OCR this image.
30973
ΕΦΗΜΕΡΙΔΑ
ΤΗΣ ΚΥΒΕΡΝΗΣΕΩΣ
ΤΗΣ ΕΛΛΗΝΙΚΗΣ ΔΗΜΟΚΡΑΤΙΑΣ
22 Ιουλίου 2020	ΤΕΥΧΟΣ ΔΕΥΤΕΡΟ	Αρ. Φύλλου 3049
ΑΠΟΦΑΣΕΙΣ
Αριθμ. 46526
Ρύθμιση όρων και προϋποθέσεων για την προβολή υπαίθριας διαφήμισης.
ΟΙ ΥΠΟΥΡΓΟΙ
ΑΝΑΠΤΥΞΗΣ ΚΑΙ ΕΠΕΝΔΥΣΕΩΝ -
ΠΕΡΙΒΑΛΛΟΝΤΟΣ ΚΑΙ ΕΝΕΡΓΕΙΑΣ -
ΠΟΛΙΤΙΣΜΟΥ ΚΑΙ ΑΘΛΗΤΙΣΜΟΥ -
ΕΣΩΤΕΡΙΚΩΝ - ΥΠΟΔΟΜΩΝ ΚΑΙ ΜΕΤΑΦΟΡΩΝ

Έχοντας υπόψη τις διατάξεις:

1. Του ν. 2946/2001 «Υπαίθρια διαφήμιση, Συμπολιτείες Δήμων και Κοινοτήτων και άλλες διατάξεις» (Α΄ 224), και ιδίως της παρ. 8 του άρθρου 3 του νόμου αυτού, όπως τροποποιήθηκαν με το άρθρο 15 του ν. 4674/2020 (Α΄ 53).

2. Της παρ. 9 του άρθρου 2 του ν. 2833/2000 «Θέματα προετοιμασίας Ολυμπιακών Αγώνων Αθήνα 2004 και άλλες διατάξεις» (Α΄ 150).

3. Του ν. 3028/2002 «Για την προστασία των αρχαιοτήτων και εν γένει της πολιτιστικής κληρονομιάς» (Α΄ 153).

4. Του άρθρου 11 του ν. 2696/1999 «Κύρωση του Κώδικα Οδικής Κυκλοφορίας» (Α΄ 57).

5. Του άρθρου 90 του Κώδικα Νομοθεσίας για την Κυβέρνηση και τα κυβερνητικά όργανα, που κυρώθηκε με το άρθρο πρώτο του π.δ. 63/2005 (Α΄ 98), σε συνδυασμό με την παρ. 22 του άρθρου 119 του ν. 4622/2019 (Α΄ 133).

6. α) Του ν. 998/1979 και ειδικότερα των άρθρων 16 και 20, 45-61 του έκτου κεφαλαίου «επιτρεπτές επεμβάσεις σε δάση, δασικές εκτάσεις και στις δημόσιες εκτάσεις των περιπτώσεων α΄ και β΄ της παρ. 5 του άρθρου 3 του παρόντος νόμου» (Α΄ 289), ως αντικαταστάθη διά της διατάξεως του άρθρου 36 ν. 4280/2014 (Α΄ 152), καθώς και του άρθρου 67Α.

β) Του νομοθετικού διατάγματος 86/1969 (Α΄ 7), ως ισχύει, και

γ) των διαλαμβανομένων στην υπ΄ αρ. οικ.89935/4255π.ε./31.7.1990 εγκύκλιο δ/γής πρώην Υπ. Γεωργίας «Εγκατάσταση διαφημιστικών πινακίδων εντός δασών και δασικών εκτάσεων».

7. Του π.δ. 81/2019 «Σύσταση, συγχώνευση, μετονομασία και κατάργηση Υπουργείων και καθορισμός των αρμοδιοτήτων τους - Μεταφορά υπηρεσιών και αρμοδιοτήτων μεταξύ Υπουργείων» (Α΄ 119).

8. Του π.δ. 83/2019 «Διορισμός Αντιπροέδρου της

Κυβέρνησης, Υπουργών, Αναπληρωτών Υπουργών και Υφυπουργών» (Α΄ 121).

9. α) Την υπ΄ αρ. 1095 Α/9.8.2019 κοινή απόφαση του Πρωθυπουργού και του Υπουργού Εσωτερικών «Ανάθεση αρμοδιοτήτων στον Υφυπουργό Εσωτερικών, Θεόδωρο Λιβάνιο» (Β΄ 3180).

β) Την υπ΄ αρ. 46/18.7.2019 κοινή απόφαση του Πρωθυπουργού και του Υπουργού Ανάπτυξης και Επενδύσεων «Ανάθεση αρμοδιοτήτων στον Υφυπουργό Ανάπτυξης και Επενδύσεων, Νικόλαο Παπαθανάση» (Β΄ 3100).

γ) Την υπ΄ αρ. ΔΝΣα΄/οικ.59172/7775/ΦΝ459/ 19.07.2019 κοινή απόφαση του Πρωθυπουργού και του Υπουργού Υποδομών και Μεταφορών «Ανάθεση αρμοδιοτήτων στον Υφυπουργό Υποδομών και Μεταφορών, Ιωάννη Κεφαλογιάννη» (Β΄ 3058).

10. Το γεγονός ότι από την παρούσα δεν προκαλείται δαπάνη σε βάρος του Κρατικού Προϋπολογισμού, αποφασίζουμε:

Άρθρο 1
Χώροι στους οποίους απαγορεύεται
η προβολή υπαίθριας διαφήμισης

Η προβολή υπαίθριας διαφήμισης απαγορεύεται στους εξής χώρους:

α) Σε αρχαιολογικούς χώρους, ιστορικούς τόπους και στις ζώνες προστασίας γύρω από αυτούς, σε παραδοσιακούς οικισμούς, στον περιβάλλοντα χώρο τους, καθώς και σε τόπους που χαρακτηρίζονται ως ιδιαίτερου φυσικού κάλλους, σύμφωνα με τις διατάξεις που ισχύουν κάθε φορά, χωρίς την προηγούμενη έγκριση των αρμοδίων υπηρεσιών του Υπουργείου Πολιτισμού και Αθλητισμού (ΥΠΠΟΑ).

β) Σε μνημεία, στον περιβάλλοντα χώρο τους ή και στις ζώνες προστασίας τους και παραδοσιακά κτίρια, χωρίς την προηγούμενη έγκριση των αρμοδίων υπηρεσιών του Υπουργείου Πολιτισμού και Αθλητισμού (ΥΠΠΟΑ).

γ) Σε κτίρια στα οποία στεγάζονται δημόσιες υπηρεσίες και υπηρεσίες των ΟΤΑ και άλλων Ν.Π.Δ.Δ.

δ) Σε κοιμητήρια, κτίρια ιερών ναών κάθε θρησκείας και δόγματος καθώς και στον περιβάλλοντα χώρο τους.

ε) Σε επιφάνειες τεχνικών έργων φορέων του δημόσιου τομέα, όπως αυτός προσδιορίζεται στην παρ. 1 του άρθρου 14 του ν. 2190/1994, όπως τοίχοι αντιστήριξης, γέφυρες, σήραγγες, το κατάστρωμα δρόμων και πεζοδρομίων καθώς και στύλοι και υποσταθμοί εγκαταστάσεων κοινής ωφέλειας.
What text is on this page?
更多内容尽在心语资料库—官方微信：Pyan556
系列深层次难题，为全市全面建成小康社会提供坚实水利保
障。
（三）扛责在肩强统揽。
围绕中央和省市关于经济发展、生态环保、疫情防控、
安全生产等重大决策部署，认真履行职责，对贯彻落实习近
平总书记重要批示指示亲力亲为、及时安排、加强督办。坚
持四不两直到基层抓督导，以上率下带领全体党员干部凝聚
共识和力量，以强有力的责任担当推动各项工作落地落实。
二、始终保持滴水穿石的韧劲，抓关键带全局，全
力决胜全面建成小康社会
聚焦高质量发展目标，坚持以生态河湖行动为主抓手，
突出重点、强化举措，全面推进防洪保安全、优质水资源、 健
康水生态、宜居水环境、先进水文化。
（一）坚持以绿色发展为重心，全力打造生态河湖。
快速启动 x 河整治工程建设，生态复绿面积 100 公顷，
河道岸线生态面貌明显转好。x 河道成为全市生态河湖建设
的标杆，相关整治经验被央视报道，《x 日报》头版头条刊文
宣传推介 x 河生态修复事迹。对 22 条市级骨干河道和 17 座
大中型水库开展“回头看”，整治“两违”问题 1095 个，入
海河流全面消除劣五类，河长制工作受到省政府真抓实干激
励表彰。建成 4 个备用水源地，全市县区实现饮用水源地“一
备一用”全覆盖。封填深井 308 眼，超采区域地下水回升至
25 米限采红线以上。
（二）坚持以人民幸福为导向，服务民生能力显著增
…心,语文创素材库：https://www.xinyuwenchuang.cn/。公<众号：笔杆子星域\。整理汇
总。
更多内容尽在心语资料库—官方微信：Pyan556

★ ★ ★ ★

Go through the listing above and locate each line that holds the word "αρμοδιοτήτων". Copy those lines.

RESPONSE TO THIS TASK —
7. Του π.δ. 81/2019 «Σύσταση, συγχώνευση, μετονομασία και κατάργηση Υπουργείων και καθορισμός των αρμοδιοτήτων τους - Μεταφορά υπηρεσιών και αρμοδιοτήτων μεταξύ Υπουργείων» (Α΄ 119).
9. α) Την υπ΄ αρ. 1095 Α/9.8.2019 κοινή απόφαση του Πρωθυπουργού και του Υπουργού Εσωτερικών «Ανάθεση αρμοδιοτήτων στον Υφυπουργό Εσωτερικών, Θεόδωρο Λιβάνιο» (Β΄ 3180).
β) Την υπ΄ αρ. 46/18.7.2019 κοινή απόφαση του Πρωθυπουργού και του Υπουργού Ανάπτυξης και Επενδύσεων «Ανάθεση αρμοδιοτήτων στον Υφυπουργό Ανάπτυξης και Επενδύσεων, Νικόλαο Παπαθανάση» (Β΄ 3100).
γ) Την υπ΄ αρ. ΔΝΣα΄/οικ.59172/7775/ΦΝ459/ 19.07.2019 κοινή απόφαση του Πρωθυπουργού και του Υπουργού Υποδομών και Μεταφορών «Ανάθεση αρμοδιοτήτων στον Υφυπουργό Υποδομών και Μεταφορών, Ιωάννη Κεφαλογιάννη» (Β΄ 3058).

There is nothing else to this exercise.